* TASK
Skip every picture and transcribe the remaining material exactly.

[Data items]
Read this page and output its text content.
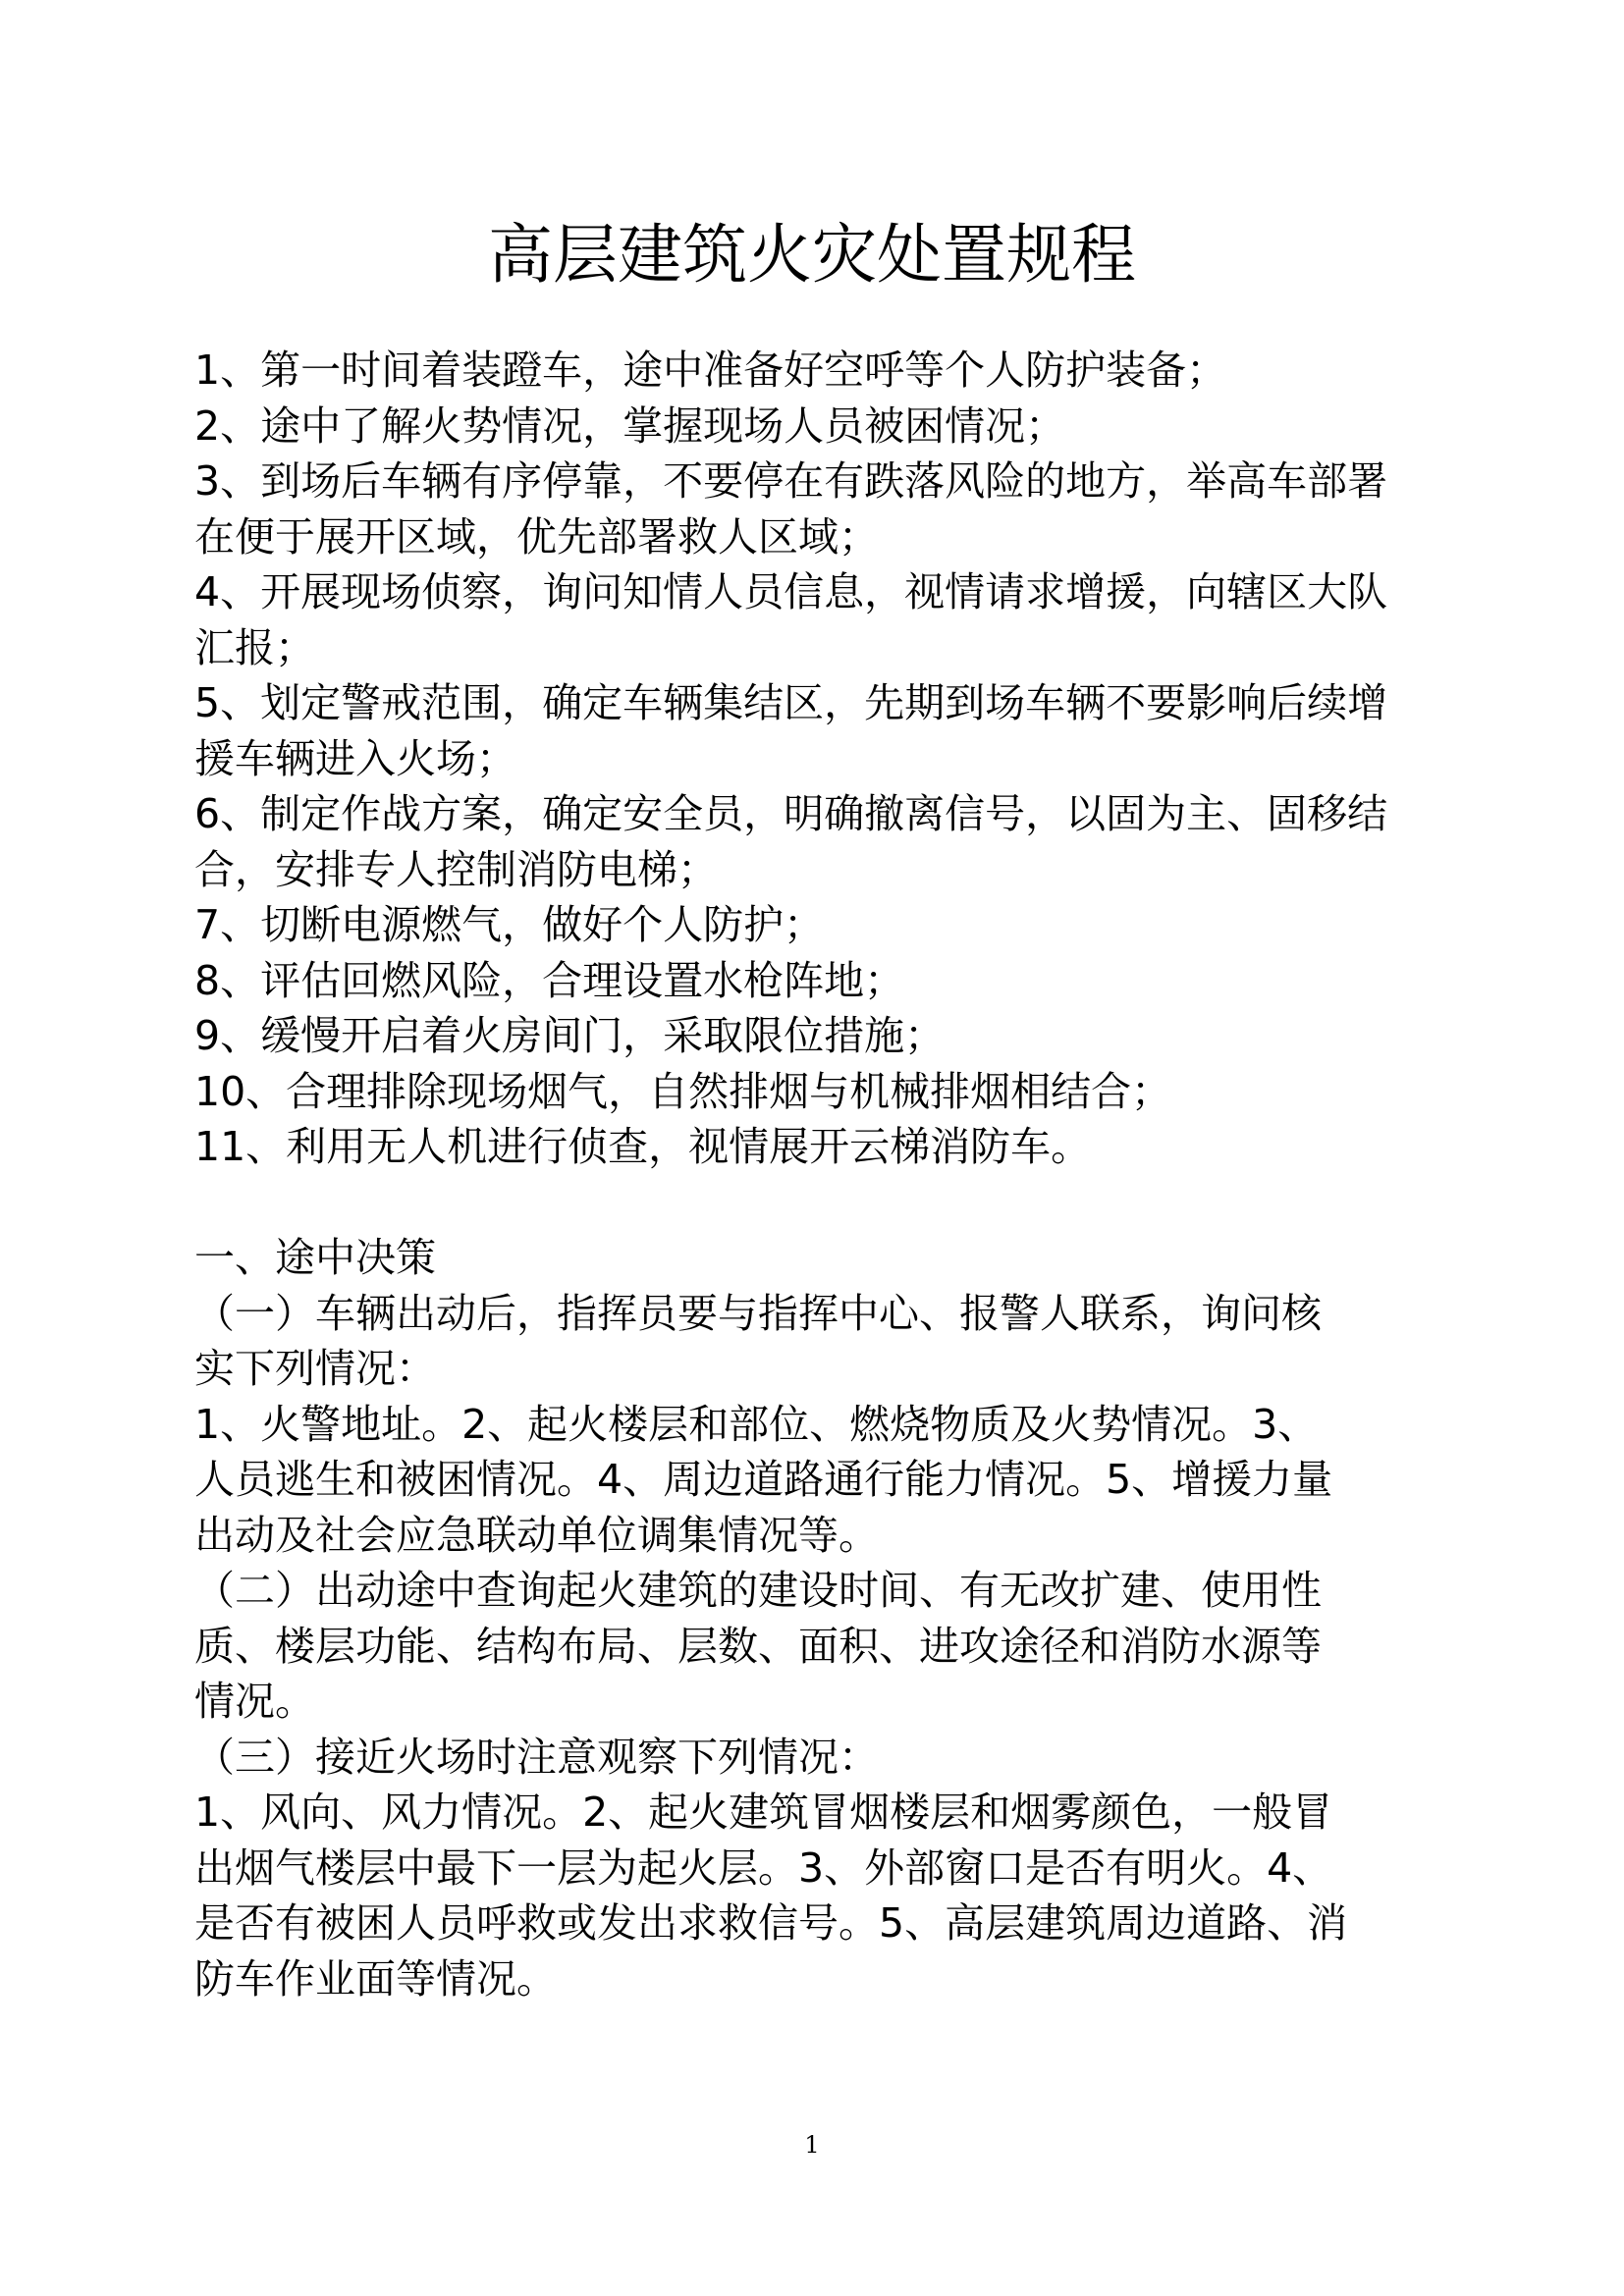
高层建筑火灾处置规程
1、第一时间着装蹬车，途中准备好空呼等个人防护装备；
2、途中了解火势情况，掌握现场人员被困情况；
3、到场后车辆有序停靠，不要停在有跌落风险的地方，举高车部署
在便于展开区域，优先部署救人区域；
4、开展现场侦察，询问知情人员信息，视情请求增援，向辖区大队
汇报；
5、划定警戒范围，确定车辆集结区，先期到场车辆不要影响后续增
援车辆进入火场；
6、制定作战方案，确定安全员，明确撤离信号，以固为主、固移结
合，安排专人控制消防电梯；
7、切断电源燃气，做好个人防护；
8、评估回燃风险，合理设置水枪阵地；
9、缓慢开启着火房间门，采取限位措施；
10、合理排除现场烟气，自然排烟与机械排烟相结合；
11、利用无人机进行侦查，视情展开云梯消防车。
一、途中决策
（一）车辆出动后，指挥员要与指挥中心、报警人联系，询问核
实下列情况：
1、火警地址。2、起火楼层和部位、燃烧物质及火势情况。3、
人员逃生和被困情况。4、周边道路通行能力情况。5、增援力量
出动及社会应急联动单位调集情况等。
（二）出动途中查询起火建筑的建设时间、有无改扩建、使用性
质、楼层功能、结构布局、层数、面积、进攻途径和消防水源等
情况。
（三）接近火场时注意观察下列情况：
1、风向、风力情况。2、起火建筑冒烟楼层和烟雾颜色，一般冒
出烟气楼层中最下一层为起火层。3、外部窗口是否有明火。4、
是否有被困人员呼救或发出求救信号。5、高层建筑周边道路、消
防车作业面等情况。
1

* RESULT OF THE EXERCISE
Read this page and output its text content.
高层建筑火灾处置规程
1、第一时间着装蹬车，途中准备好空呼等个人防护装备；
2、途中了解火势情况，掌握现场人员被困情况；
3、到场后车辆有序停靠，不要停在有跌落风险的地方，举高车部署
在便于展开区域，优先部署救人区域；
4、开展现场侦察，询问知情人员信息，视情请求增援，向辖区大队
汇报；
5、划定警戒范围，确定车辆集结区，先期到场车辆不要影响后续增
援车辆进入火场；
6、制定作战方案，确定安全员，明确撤离信号，以固为主、固移结
合，安排专人控制消防电梯；
7、切断电源燃气，做好个人防护；
8、评估回燃风险，合理设置水枪阵地；
9、缓慢开启着火房间门，采取限位措施；
10、合理排除现场烟气，自然排烟与机械排烟相结合；
11、利用无人机进行侦查，视情展开云梯消防车。
一、途中决策
（一）车辆出动后，指挥员要与指挥中心、报警人联系，询问核
实下列情况：
1、火警地址。2、起火楼层和部位、燃烧物质及火势情况。3、
人员逃生和被困情况。4、周边道路通行能力情况。5、增援力量
出动及社会应急联动单位调集情况等。
（二）出动途中查询起火建筑的建设时间、有无改扩建、使用性
质、楼层功能、结构布局、层数、面积、进攻途径和消防水源等
情况。
（三）接近火场时注意观察下列情况：
1、风向、风力情况。2、起火建筑冒烟楼层和烟雾颜色，一般冒
出烟气楼层中最下一层为起火层。3、外部窗口是否有明火。4、
是否有被困人员呼救或发出求救信号。5、高层建筑周边道路、消
防车作业面等情况。
1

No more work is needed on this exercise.